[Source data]
* * * * * * * * *

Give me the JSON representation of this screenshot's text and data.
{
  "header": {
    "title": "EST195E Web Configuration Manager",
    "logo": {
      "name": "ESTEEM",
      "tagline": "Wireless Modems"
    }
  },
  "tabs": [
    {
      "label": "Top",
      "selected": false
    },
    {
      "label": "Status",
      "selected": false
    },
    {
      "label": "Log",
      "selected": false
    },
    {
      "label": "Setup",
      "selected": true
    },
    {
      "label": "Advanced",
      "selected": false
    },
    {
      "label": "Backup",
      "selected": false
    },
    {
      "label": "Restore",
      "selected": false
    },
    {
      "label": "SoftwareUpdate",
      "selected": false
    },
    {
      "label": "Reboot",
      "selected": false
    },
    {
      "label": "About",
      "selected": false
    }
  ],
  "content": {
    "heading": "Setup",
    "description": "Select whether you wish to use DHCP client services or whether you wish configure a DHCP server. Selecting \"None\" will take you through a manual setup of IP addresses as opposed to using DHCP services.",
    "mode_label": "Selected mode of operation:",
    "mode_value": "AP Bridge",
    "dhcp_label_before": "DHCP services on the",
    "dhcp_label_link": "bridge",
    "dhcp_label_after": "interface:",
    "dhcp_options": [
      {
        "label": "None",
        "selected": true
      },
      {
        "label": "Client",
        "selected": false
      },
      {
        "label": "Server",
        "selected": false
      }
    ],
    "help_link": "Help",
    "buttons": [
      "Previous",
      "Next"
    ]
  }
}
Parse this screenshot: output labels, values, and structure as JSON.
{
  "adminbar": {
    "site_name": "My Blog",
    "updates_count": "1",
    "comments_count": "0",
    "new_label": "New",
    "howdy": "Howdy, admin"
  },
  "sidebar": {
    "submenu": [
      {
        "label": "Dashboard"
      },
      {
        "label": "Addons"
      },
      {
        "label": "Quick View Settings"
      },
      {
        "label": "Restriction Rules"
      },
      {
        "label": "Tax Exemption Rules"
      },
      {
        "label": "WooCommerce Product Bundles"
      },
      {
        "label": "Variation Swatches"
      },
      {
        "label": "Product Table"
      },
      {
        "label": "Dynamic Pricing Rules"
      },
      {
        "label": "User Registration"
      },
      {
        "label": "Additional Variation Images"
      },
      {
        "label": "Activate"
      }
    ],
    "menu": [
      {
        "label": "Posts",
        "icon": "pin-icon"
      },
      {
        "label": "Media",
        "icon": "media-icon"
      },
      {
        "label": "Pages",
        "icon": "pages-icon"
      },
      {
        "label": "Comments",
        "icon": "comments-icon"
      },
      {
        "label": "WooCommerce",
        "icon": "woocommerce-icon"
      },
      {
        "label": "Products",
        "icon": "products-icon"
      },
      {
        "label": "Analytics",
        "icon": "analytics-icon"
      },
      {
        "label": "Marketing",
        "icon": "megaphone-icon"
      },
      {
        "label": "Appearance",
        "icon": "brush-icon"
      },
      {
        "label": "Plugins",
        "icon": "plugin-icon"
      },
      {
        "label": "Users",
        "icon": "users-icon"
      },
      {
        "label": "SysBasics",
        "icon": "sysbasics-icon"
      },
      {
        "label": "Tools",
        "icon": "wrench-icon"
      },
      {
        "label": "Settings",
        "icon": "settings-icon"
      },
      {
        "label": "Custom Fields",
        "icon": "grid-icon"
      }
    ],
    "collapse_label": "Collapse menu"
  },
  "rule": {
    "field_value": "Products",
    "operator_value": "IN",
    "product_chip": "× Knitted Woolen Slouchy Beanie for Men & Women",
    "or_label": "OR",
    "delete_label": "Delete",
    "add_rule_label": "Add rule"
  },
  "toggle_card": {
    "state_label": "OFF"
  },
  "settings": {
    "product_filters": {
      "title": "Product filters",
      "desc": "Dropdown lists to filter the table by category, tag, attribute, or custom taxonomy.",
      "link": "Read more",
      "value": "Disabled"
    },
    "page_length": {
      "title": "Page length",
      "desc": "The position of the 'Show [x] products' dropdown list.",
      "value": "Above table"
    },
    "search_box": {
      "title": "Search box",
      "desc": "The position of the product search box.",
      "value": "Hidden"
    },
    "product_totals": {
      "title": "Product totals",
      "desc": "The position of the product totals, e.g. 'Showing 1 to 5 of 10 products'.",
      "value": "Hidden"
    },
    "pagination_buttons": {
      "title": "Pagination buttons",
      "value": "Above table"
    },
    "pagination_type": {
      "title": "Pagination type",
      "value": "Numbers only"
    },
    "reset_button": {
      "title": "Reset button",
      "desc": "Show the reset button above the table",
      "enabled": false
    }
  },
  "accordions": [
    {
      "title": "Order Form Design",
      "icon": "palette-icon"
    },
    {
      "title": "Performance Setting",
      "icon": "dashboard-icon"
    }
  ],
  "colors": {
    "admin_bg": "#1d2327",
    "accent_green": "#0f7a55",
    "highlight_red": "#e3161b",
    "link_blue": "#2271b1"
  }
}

* * * * * * * * *

WORK TO BE COMPLETED
Repeat the listing in full, keeping every line exactly as it is.

THE COMPLETED TASK
Give me the JSON representation of this screenshot's text and data.
{
  "header": {
    "title": "EST195E Web Configuration Manager",
    "logo": {
      "name": "ESTEEM",
      "tagline": "Wireless Modems"
    }
  },
  "tabs": [
    {
      "label": "Top",
      "selected": false
    },
    {
      "label": "Status",
      "selected": false
    },
    {
      "label": "Log",
      "selected": false
    },
    {
      "label": "Setup",
      "selected": true
    },
    {
      "label": "Advanced",
      "selected": false
    },
    {
      "label": "Backup",
      "selected": false
    },
    {
      "label": "Restore",
      "selected": false
    },
    {
      "label": "SoftwareUpdate",
      "selected": false
    },
    {
      "label": "Reboot",
      "selected": false
    },
    {
      "label": "About",
      "selected": false
    }
  ],
  "content": {
    "heading": "Setup",
    "description": "Select whether you wish to use DHCP client services or whether you wish configure a DHCP server. Selecting \"None\" will take you through a manual setup of IP addresses as opposed to using DHCP services.",
    "mode_label": "Selected mode of operation:",
    "mode_value": "AP Bridge",
    "dhcp_label_before": "DHCP services on the",
    "dhcp_label_link": "bridge",
    "dhcp_label_after": "interface:",
    "dhcp_options": [
      {
        "label": "None",
        "selected": true
      },
      {
        "label": "Client",
        "selected": false
      },
      {
        "label": "Server",
        "selected": false
      }
    ],
    "help_link": "Help",
    "buttons": [
      "Previous",
      "Next"
    ]
  }
}
Parse this screenshot: output labels, values, and structure as JSON.
{
  "adminbar": {
    "site_name": "My Blog",
    "updates_count": "1",
    "comments_count": "0",
    "new_label": "New",
    "howdy": "Howdy, admin"
  },
  "sidebar": {
    "submenu": [
      {
        "label": "Dashboard"
      },
      {
        "label": "Addons"
      },
      {
        "label": "Quick View Settings"
      },
      {
        "label": "Restriction Rules"
      },
      {
        "label": "Tax Exemption Rules"
      },
      {
        "label": "WooCommerce Product Bundles"
      },
      {
        "label": "Variation Swatches"
      },
      {
        "label": "Product Table"
      },
      {
        "label": "Dynamic Pricing Rules"
      },
      {
        "label": "User Registration"
      },
      {
        "label": "Additional Variation Images"
      },
      {
        "label": "Activate"
      }
    ],
    "menu": [
      {
        "label": "Posts",
        "icon": "pin-icon"
      },
      {
        "label": "Media",
        "icon": "media-icon"
      },
      {
        "label": "Pages",
        "icon": "pages-icon"
      },
      {
        "label": "Comments",
        "icon": "comments-icon"
      },
      {
        "label": "WooCommerce",
        "icon": "woocommerce-icon"
      },
      {
        "label": "Products",
        "icon": "products-icon"
      },
      {
        "label": "Analytics",
        "icon": "analytics-icon"
      },
      {
        "label": "Marketing",
        "icon": "megaphone-icon"
      },
      {
        "label": "Appearance",
        "icon": "brush-icon"
      },
      {
        "label": "Plugins",
        "icon": "plugin-icon"
      },
      {
        "label": "Users",
        "icon": "users-icon"
      },
      {
        "label": "SysBasics",
        "icon": "sysbasics-icon"
      },
      {
        "label": "Tools",
        "icon": "wrench-icon"
      },
      {
        "label": "Settings",
        "icon": "settings-icon"
      },
      {
        "label": "Custom Fields",
        "icon": "grid-icon"
      }
    ],
    "collapse_label": "Collapse menu"
  },
  "rule": {
    "field_value": "Products",
    "operator_value": "IN",
    "product_chip": "× Knitted Woolen Slouchy Beanie for Men & Women",
    "or_label": "OR",
    "delete_label": "Delete",
    "add_rule_label": "Add rule"
  },
  "toggle_card": {
    "state_label": "OFF"
  },
  "settings": {
    "product_filters": {
      "title": "Product filters",
      "desc": "Dropdown lists to filter the table by category, tag, attribute, or custom taxonomy.",
      "link": "Read more",
      "value": "Disabled"
    },
    "page_length": {
      "title": "Page length",
      "desc": "The position of the 'Show [x] products' dropdown list.",
      "value": "Above table"
    },
    "search_box": {
      "title": "Search box",
      "desc": "The position of the product search box.",
      "value": "Hidden"
    },
    "product_totals": {
      "title": "Product totals",
      "desc": "The position of the product totals, e.g. 'Showing 1 to 5 of 10 products'.",
      "value": "Hidden"
    },
    "pagination_buttons": {
      "title": "Pagination buttons",
      "value": "Above table"
    },
    "pagination_type": {
      "title": "Pagination type",
      "value": "Numbers only"
    },
    "reset_button": {
      "title": "Reset button",
      "desc": "Show the reset button above the table",
      "enabled": false
    }
  },
  "accordions": [
    {
      "title": "Order Form Design",
      "icon": "palette-icon"
    },
    {
      "title": "Performance Setting",
      "icon": "dashboard-icon"
    }
  ],
  "colors": {
    "admin_bg": "#1d2327",
    "accent_green": "#0f7a55",
    "highlight_red": "#e3161b",
    "link_blue": "#2271b1"
  }
}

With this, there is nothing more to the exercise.